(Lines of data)
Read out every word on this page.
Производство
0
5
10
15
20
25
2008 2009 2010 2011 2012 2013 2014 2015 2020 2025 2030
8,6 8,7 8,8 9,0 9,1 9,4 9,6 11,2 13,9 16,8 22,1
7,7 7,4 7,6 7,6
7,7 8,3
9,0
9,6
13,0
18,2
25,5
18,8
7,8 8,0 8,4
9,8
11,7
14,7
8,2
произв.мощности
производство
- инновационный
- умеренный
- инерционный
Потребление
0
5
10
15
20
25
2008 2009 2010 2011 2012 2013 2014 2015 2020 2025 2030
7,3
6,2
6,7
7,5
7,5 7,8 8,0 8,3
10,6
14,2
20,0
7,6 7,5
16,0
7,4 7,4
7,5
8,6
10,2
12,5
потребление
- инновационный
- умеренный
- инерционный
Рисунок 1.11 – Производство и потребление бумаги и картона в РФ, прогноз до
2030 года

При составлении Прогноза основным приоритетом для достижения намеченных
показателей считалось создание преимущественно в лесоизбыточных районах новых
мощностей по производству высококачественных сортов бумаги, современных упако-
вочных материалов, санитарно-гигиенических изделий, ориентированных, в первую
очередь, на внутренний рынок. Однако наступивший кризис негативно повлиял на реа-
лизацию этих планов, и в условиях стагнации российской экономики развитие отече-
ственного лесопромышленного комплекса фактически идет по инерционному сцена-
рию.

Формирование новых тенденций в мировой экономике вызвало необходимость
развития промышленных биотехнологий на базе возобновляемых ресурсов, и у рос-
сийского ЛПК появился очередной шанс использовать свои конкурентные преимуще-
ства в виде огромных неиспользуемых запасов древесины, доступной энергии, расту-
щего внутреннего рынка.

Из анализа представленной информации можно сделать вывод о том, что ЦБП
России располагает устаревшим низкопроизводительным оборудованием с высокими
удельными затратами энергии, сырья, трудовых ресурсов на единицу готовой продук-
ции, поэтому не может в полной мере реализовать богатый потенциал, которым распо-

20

*What is asked*
Check each line of the data above for the word "бумаги" and say how many lines contain it, giving nothing besides the number.

*Task output*
2